Problem statement: Read the records and gather each line that includes "рабочих".
>> Begin
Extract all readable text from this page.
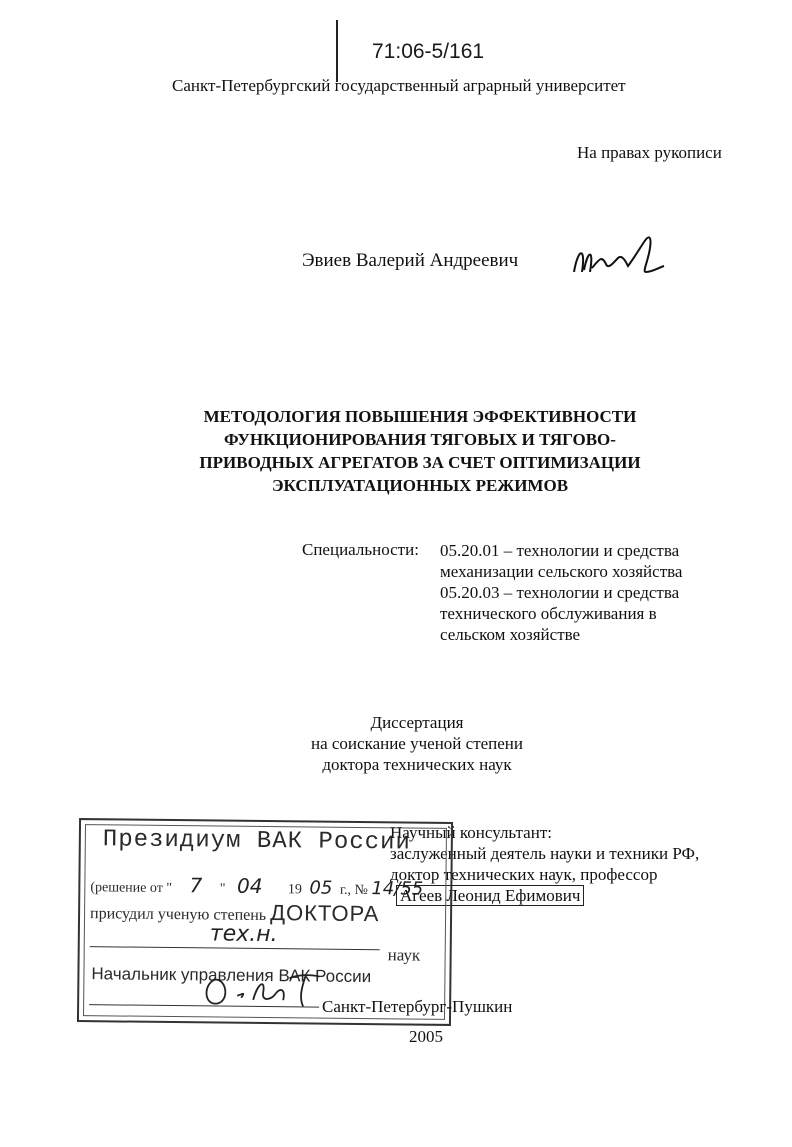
71:06-5/161
Санкт-Петербургский государственный аграрный университет
На правах рукописи
Эвиев Валерий Андреевич
МЕТОДОЛОГИЯ ПОВЫШЕНИЯ ЭФФЕКТИВНОСТИ
ФУНКЦИОНИРОВАНИЯ ТЯГОВЫХ И ТЯГОВО-
ПРИВОДНЫХ АГРЕГАТОВ ЗА СЧЕТ ОПТИМИЗАЦИИ
ЭКСПЛУАТАЦИОННЫХ РЕЖИМОВ
Специальности: 05.20.01 – технологии и средства
механизации сельского хозяйства
05.20.03 – технологии и средства
технического обслуживания в
сельском хозяйстве
Диссертация
на соискание ученой степени
доктора технических наук
Научный консультант:
заслуженный деятель науки и техники РФ,
доктор технических наук, профессор
Агеев Леонид Ефимович
Президиум ВАК России
(решение от " 7 " 04 19 05 г., № 14/55
присудил ученую степень ДОКТОРА
тех.н.
наук
Начальник управления ВАК России
Санкт-Петербург-Пушкин
2005
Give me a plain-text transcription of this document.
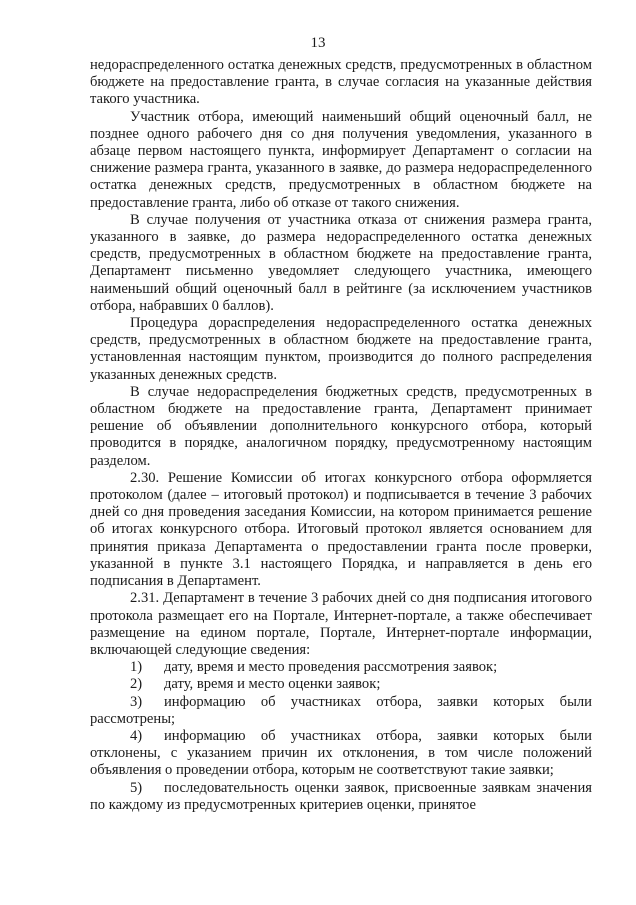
13

недораспределенного остатка денежных средств, предусмотренных в областном бюджете на предоставление гранта, в случае согласия на указанные действия такого участника.

Участник отбора, имеющий наименьший общий оценочный балл, не позднее одного рабочего дня со дня получения уведомления, указанного в абзаце первом настоящего пункта, информирует Департамент о согласии на снижение размера гранта, указанного в заявке, до размера недораспределенного остатка денежных средств, предусмотренных в областном бюджете на предоставление гранта, либо об отказе от такого снижения.

В случае получения от участника отказа от снижения размера гранта, указанного в заявке, до размера недораспределенного остатка денежных средств, предусмотренных в областном бюджете на предоставление гранта, Департамент письменно уведомляет следующего участника, имеющего наименьший общий оценочный балл в рейтинге (за исключением участников отбора, набравших 0 баллов).

Процедура дораспределения недораспределенного остатка денежных средств, предусмотренных в областном бюджете на предоставление гранта, установленная настоящим пунктом, производится до полного распределения указанных денежных средств.

В случае недораспределения бюджетных средств, предусмотренных в областном бюджете на предоставление гранта, Департамент принимает решение об объявлении дополнительного конкурсного отбора, который проводится в порядке, аналогичном порядку, предусмотренному настоящим разделом.

2.30. Решение Комиссии об итогах конкурсного отбора оформляется протоколом (далее – итоговый протокол) и подписывается в течение 3 рабочих дней со дня проведения заседания Комиссии, на котором принимается решение об итогах конкурсного отбора. Итоговый протокол является основанием для принятия приказа Департамента о предоставлении гранта после проверки, указанной в пункте 3.1 настоящего Порядка, и направляется в день его подписания в Департамент.

2.31. Департамент в течение 3 рабочих дней со дня подписания итогового протокола размещает его на Портале, Интернет-портале, а также обеспечивает размещение на едином портале, Портале, Интернет-портале информации, включающей следующие сведения:

1) дату, время и место проведения рассмотрения заявок;

2) дату, время и место оценки заявок;

3) информацию об участниках отбора, заявки которых были рассмотрены;

4) информацию об участниках отбора, заявки которых были отклонены, с указанием причин их отклонения, в том числе положений объявления о проведении отбора, которым не соответствуют такие заявки;

5) последовательность оценки заявок, присвоенные заявкам значения по каждому из предусмотренных критериев оценки, принятое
>> End
Completed task:
2.30. Решение Комиссии об итогах конкурсного отбора оформляется протоколом (далее – итоговый протокол) и подписывается в течение 3 рабочих дней со дня проведения заседания Комиссии, на котором принимается решение об итогах конкурсного отбора. Итоговый протокол является основанием для принятия приказа Департамента о предоставлении гранта после проверки, указанной в пункте 3.1 настоящего Порядка, и направляется в день его подписания в Департамент.
2.31. Департамент в течение 3 рабочих дней со дня подписания итогового протокола размещает его на Портале, Интернет-портале, а также обеспечивает размещение на едином портале, Портале, Интернет-портале информации, включающей следующие сведения:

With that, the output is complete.